** begin MATERIALS PROVIDED **
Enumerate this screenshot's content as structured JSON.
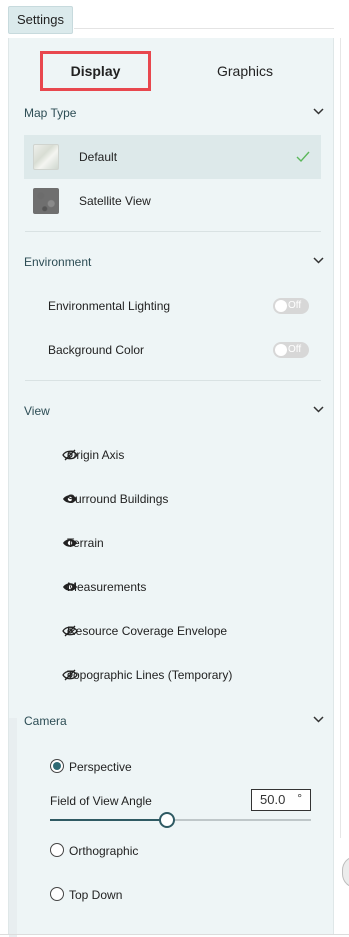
{
  "settings_button": "Settings",
  "tabs": [
    {
      "label": "Display",
      "active": true
    },
    {
      "label": "Graphics",
      "active": false
    }
  ],
  "map_type": {
    "header": "Map Type",
    "options": [
      {
        "label": "Default",
        "selected": true,
        "thumb": "default-map"
      },
      {
        "label": "Satellite View",
        "selected": false,
        "thumb": "satellite-map"
      }
    ]
  },
  "environment": {
    "header": "Environment",
    "items": [
      {
        "label": "Environmental Lighting",
        "state": "Off"
      },
      {
        "label": "Background Color",
        "state": "Off"
      }
    ]
  },
  "view": {
    "header": "View",
    "items": [
      {
        "label": "Origin Axis",
        "visible": false
      },
      {
        "label": "Surround Buildings",
        "visible": true
      },
      {
        "label": "Terrain",
        "visible": true
      },
      {
        "label": "Measurements",
        "visible": true
      },
      {
        "label": "Resource Coverage Envelope",
        "visible": false
      },
      {
        "label": "Topographic Lines (Temporary)",
        "visible": false
      }
    ]
  },
  "camera": {
    "header": "Camera",
    "options": [
      {
        "label": "Perspective",
        "selected": true
      },
      {
        "label": "Orthographic",
        "selected": false
      },
      {
        "label": "Top Down",
        "selected": false
      }
    ],
    "fov_label": "Field of View Angle",
    "fov_value": "50.0",
    "fov_unit": "°",
    "fov_fraction": 0.45
  },
  "colors": {
    "accent": "#2f5a63",
    "check": "#5cb85c",
    "highlight_border": "#e8474e"
  }
}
** end MATERIALS PROVIDED **
> [EXERCISE DESCRIPTION]
Quote every line word for word and keep the images out of the copy.

> [FINISHED ANSWER]
Enumerate this screenshot's content as structured JSON.
{
  "settings_button": "Settings",
  "tabs": [
    {
      "label": "Display",
      "active": true
    },
    {
      "label": "Graphics",
      "active": false
    }
  ],
  "map_type": {
    "header": "Map Type",
    "options": [
      {
        "label": "Default",
        "selected": true,
        "thumb": "default-map"
      },
      {
        "label": "Satellite View",
        "selected": false,
        "thumb": "satellite-map"
      }
    ]
  },
  "environment": {
    "header": "Environment",
    "items": [
      {
        "label": "Environmental Lighting",
        "state": "Off"
      },
      {
        "label": "Background Color",
        "state": "Off"
      }
    ]
  },
  "view": {
    "header": "View",
    "items": [
      {
        "label": "Origin Axis",
        "visible": false
      },
      {
        "label": "Surround Buildings",
        "visible": true
      },
      {
        "label": "Terrain",
        "visible": true
      },
      {
        "label": "Measurements",
        "visible": true
      },
      {
        "label": "Resource Coverage Envelope",
        "visible": false
      },
      {
        "label": "Topographic Lines (Temporary)",
        "visible": false
      }
    ]
  },
  "camera": {
    "header": "Camera",
    "options": [
      {
        "label": "Perspective",
        "selected": true
      },
      {
        "label": "Orthographic",
        "selected": false
      },
      {
        "label": "Top Down",
        "selected": false
      }
    ],
    "fov_label": "Field of View Angle",
    "fov_value": "50.0",
    "fov_unit": "°",
    "fov_fraction": 0.45
  },
  "colors": {
    "accent": "#2f5a63",
    "check": "#5cb85c",
    "highlight_border": "#e8474e"
  }
}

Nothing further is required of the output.